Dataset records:
════════
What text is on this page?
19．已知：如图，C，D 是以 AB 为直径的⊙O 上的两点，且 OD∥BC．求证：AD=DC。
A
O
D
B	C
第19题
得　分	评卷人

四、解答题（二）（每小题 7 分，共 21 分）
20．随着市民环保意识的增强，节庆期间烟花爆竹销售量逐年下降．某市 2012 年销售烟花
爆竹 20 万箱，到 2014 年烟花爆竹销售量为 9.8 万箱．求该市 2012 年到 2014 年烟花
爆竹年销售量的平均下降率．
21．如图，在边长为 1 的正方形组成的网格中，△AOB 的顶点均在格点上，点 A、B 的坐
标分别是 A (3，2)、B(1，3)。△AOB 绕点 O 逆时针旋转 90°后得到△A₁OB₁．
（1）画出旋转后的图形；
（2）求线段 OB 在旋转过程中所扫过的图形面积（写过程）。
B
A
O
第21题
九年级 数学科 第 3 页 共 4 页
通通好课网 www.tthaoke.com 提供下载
════════
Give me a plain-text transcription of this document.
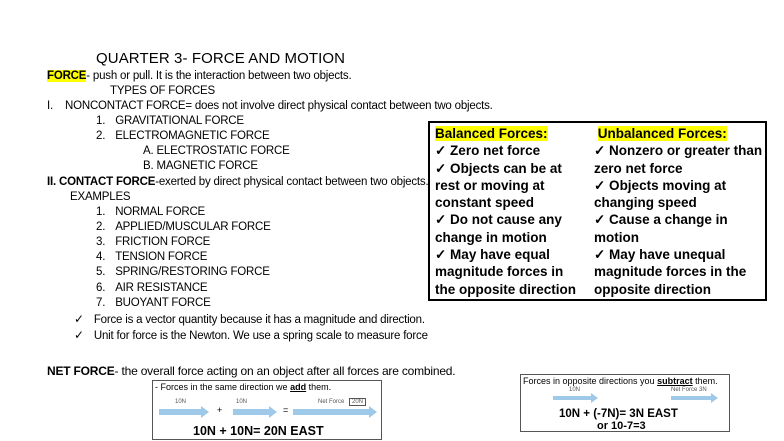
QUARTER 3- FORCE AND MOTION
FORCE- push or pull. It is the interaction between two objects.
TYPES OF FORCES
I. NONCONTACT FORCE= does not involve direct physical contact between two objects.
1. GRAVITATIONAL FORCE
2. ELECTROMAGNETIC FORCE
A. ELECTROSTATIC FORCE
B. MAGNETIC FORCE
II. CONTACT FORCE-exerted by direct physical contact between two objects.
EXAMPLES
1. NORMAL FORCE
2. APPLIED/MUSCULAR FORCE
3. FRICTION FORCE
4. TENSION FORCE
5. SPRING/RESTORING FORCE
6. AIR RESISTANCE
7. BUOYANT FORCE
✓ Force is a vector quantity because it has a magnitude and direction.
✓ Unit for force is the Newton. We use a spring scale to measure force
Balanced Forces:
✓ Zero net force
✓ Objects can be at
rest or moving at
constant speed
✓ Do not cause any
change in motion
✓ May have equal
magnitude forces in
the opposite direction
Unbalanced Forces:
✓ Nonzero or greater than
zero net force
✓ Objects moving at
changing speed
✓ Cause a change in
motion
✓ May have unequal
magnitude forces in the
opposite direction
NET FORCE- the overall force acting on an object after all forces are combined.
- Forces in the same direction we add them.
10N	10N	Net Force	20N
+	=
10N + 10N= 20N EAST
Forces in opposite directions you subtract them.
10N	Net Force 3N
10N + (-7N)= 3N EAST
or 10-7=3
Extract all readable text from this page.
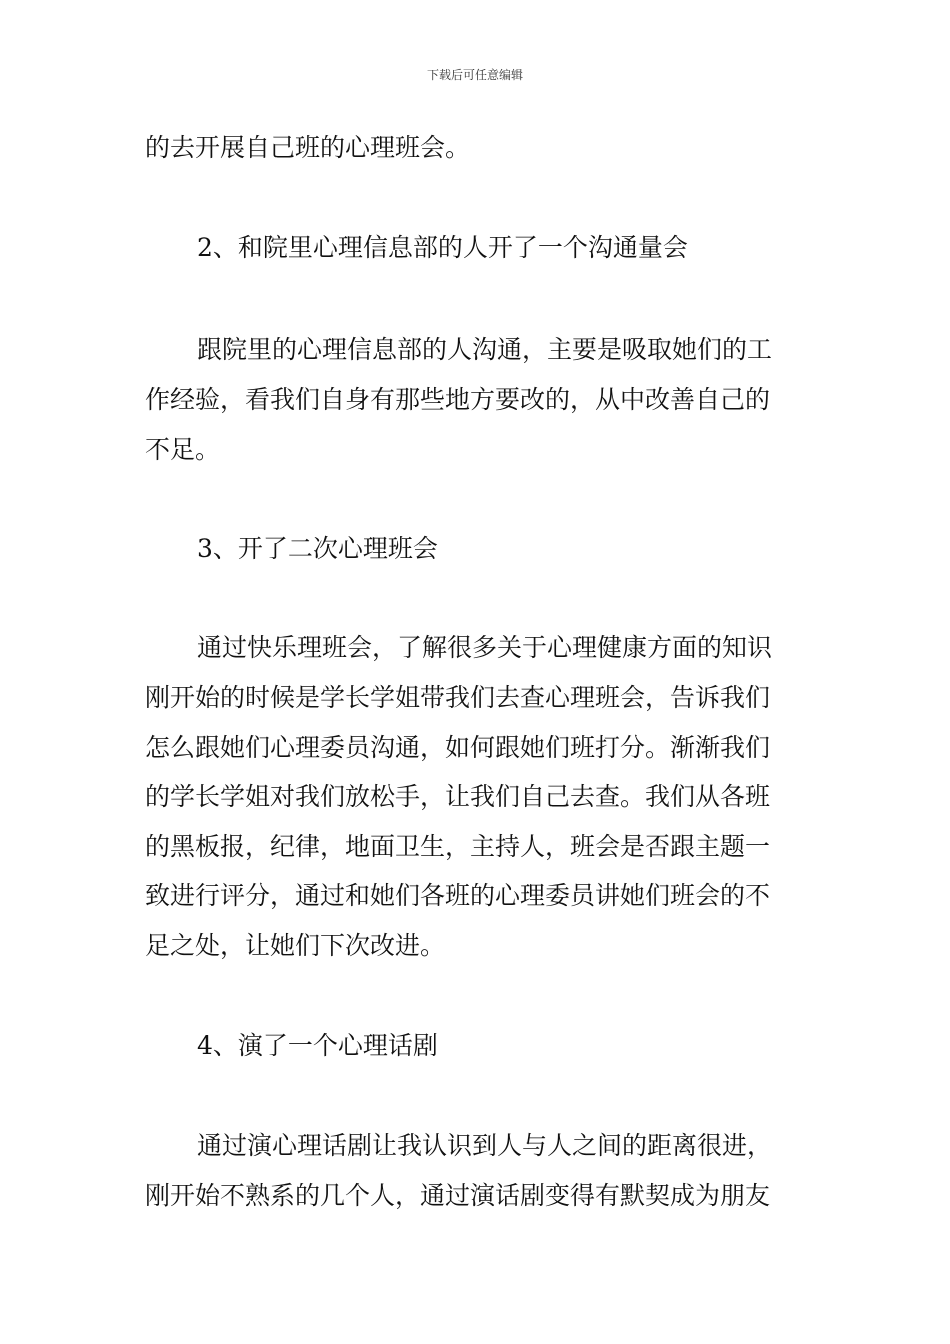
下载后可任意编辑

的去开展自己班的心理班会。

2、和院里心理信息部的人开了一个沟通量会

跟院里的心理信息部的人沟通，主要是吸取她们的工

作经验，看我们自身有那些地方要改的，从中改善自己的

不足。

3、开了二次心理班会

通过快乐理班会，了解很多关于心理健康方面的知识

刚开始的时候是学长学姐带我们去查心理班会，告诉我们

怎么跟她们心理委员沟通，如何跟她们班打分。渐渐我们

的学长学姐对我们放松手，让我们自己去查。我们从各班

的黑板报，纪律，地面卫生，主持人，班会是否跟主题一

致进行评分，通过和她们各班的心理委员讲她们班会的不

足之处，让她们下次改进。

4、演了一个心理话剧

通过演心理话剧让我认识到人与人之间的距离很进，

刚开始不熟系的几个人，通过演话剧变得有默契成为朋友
════════
Given problem: Provide the number of lines in the data above that contain the string "page", and nothing else.

Written answer: 2